(Data entries for graphics)
-*-

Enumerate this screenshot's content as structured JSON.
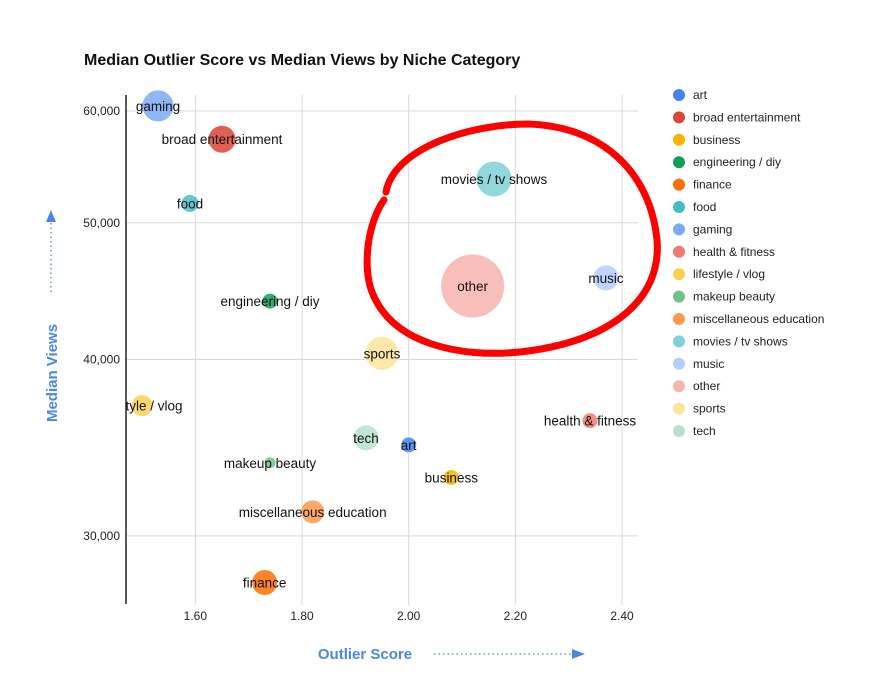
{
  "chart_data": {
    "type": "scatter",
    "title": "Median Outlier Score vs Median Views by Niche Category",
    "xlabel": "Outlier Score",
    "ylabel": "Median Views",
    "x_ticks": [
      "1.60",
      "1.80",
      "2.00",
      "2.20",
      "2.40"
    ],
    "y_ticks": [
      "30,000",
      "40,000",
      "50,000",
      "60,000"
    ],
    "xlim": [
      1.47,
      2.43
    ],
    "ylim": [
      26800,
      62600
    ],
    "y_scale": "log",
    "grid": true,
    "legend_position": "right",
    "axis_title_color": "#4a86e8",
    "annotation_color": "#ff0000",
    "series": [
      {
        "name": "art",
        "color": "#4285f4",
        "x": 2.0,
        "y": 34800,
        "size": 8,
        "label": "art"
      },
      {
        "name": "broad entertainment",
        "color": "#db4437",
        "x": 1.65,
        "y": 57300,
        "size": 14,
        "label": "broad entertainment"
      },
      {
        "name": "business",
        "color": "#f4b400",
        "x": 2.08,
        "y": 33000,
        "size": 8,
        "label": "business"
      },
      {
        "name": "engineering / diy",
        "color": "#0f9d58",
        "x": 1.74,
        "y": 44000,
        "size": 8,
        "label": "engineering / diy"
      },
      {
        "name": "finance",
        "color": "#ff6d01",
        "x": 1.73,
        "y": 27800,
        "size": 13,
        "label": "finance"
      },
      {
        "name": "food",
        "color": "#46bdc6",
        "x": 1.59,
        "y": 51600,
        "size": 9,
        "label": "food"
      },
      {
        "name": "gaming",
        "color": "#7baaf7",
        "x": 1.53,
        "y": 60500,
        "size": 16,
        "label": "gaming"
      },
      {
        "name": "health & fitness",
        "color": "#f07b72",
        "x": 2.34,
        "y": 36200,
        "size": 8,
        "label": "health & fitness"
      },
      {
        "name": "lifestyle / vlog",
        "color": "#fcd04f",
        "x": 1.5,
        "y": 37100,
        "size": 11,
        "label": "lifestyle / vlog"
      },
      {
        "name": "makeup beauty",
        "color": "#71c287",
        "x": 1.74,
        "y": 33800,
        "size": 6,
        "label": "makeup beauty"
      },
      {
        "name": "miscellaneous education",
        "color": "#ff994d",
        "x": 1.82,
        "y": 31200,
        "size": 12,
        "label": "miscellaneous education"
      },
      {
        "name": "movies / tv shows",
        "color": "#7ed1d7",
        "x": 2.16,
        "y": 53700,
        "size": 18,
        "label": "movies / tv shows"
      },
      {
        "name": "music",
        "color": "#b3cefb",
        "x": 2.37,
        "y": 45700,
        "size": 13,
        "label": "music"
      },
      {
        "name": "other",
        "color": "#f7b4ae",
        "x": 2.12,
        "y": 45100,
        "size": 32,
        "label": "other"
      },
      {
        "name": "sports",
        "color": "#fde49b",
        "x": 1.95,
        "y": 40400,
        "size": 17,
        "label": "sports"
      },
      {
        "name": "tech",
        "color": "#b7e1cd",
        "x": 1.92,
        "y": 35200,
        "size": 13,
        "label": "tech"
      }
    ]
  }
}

-*-

#### GOAL OF THE EXERCISE:
Reproduce the entries above without change, omitting all pictures.

#### COMPLETED EXERCISE:
Enumerate this screenshot's content as structured JSON.
{
  "chart_data": {
    "type": "scatter",
    "title": "Median Outlier Score vs Median Views by Niche Category",
    "xlabel": "Outlier Score",
    "ylabel": "Median Views",
    "x_ticks": [
      "1.60",
      "1.80",
      "2.00",
      "2.20",
      "2.40"
    ],
    "y_ticks": [
      "30,000",
      "40,000",
      "50,000",
      "60,000"
    ],
    "xlim": [
      1.47,
      2.43
    ],
    "ylim": [
      26800,
      62600
    ],
    "y_scale": "log",
    "grid": true,
    "legend_position": "right",
    "axis_title_color": "#4a86e8",
    "annotation_color": "#ff0000",
    "series": [
      {
        "name": "art",
        "color": "#4285f4",
        "x": 2.0,
        "y": 34800,
        "size": 8,
        "label": "art"
      },
      {
        "name": "broad entertainment",
        "color": "#db4437",
        "x": 1.65,
        "y": 57300,
        "size": 14,
        "label": "broad entertainment"
      },
      {
        "name": "business",
        "color": "#f4b400",
        "x": 2.08,
        "y": 33000,
        "size": 8,
        "label": "business"
      },
      {
        "name": "engineering / diy",
        "color": "#0f9d58",
        "x": 1.74,
        "y": 44000,
        "size": 8,
        "label": "engineering / diy"
      },
      {
        "name": "finance",
        "color": "#ff6d01",
        "x": 1.73,
        "y": 27800,
        "size": 13,
        "label": "finance"
      },
      {
        "name": "food",
        "color": "#46bdc6",
        "x": 1.59,
        "y": 51600,
        "size": 9,
        "label": "food"
      },
      {
        "name": "gaming",
        "color": "#7baaf7",
        "x": 1.53,
        "y": 60500,
        "size": 16,
        "label": "gaming"
      },
      {
        "name": "health & fitness",
        "color": "#f07b72",
        "x": 2.34,
        "y": 36200,
        "size": 8,
        "label": "health & fitness"
      },
      {
        "name": "lifestyle / vlog",
        "color": "#fcd04f",
        "x": 1.5,
        "y": 37100,
        "size": 11,
        "label": "lifestyle / vlog"
      },
      {
        "name": "makeup beauty",
        "color": "#71c287",
        "x": 1.74,
        "y": 33800,
        "size": 6,
        "label": "makeup beauty"
      },
      {
        "name": "miscellaneous education",
        "color": "#ff994d",
        "x": 1.82,
        "y": 31200,
        "size": 12,
        "label": "miscellaneous education"
      },
      {
        "name": "movies / tv shows",
        "color": "#7ed1d7",
        "x": 2.16,
        "y": 53700,
        "size": 18,
        "label": "movies / tv shows"
      },
      {
        "name": "music",
        "color": "#b3cefb",
        "x": 2.37,
        "y": 45700,
        "size": 13,
        "label": "music"
      },
      {
        "name": "other",
        "color": "#f7b4ae",
        "x": 2.12,
        "y": 45100,
        "size": 32,
        "label": "other"
      },
      {
        "name": "sports",
        "color": "#fde49b",
        "x": 1.95,
        "y": 40400,
        "size": 17,
        "label": "sports"
      },
      {
        "name": "tech",
        "color": "#b7e1cd",
        "x": 1.92,
        "y": 35200,
        "size": 13,
        "label": "tech"
      }
    ]
  }
}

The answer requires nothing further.